What the exercise asks: Search the data for the word "seiner" and copy every line that contains it.
── Supplied material ──
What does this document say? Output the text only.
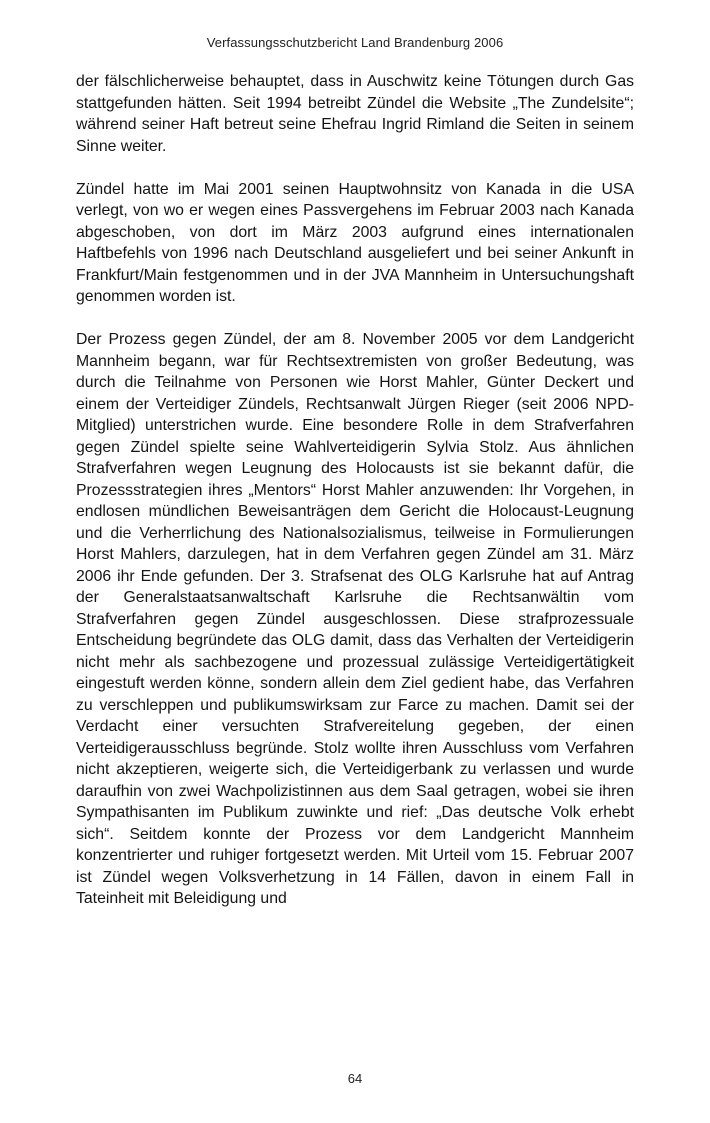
Verfassungsschutzbericht Land Brandenburg 2006

der fälschlicherweise behauptet, dass in Auschwitz keine Tötungen durch Gas stattgefunden hätten. Seit 1994 betreibt Zündel die Website „The Zundelsite“; während seiner Haft betreut seine Ehefrau Ingrid Rimland die Seiten in seinem Sinne weiter.

Zündel hatte im Mai 2001 seinen Hauptwohnsitz von Kanada in die USA verlegt, von wo er wegen eines Passvergehens im Februar 2003 nach Kanada abgeschoben, von dort im März 2003 aufgrund eines internationalen Haftbefehls von 1996 nach Deutschland ausgeliefert und bei seiner Ankunft in Frankfurt/Main festgenommen und in der JVA Mannheim in Untersuchungshaft genommen worden ist.

Der Prozess gegen Zündel, der am 8. November 2005 vor dem Landgericht Mannheim begann, war für Rechtsextremisten von großer Bedeutung, was durch die Teilnahme von Personen wie Horst Mahler, Günter Deckert und einem der Verteidiger Zündels, Rechtsanwalt Jürgen Rieger (seit 2006 NPD-Mitglied) unterstrichen wurde. Eine besondere Rolle in dem Strafverfahren gegen Zündel spielte seine Wahlverteidigerin Sylvia Stolz. Aus ähnlichen Strafverfahren wegen Leugnung des Holocausts ist sie bekannt dafür, die Prozessstrategien ihres „Mentors“ Horst Mahler anzuwenden: Ihr Vorgehen, in endlosen mündlichen Beweisanträgen dem Gericht die Holocaust-Leugnung und die Verherrlichung des Nationalsozialismus, teilweise in Formulierungen Horst Mahlers, darzulegen, hat in dem Verfahren gegen Zündel am 31. März 2006 ihr Ende gefunden. Der 3. Strafsenat des OLG Karlsruhe hat auf Antrag der Generalstaatsanwaltschaft Karlsruhe die Rechtsanwältin vom Strafverfahren gegen Zündel ausgeschlossen. Diese strafprozessuale Entscheidung begründete das OLG damit, dass das Verhalten der Verteidigerin nicht mehr als sachbezogene und prozessual zulässige Verteidigertätigkeit eingestuft werden könne, sondern allein dem Ziel gedient habe, das Verfahren zu verschleppen und publikumswirksam zur Farce zu machen. Damit sei der Verdacht einer versuchten Strafvereitelung gegeben, der einen Verteidigerausschluss begründe. Stolz wollte ihren Ausschluss vom Verfahren nicht akzeptieren, weigerte sich, die Verteidigerbank zu verlassen und wurde daraufhin von zwei Wachpolizistinnen aus dem Saal getragen, wobei sie ihren Sympathisanten im Publikum zuwinkte und rief: „Das deutsche Volk erhebt sich“. Seitdem konnte der Prozess vor dem Landgericht Mannheim konzentrierter und ruhiger fortgesetzt werden. Mit Urteil vom 15. Februar 2007 ist Zündel wegen Volksverhetzung in 14 Fällen, davon in einem Fall in Tateinheit mit Beleidigung und

64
───
The completed task:
der fälschlicherweise behauptet, dass in Auschwitz keine Tötungen durch Gas stattgefunden hätten. Seit 1994 betreibt Zündel die Website „The Zundelsite“; während seiner Haft betreut seine Ehefrau Ingrid Rimland die Seiten in seinem Sinne weiter.
Zündel hatte im Mai 2001 seinen Hauptwohnsitz von Kanada in die USA verlegt, von wo er wegen eines Passvergehens im Februar 2003 nach Kanada abgeschoben, von dort im März 2003 aufgrund eines internationalen Haftbefehls von 1996 nach Deutschland ausgeliefert und bei seiner Ankunft in Frankfurt/Main festgenommen und in der JVA Mannheim in Untersuchungshaft genommen worden ist.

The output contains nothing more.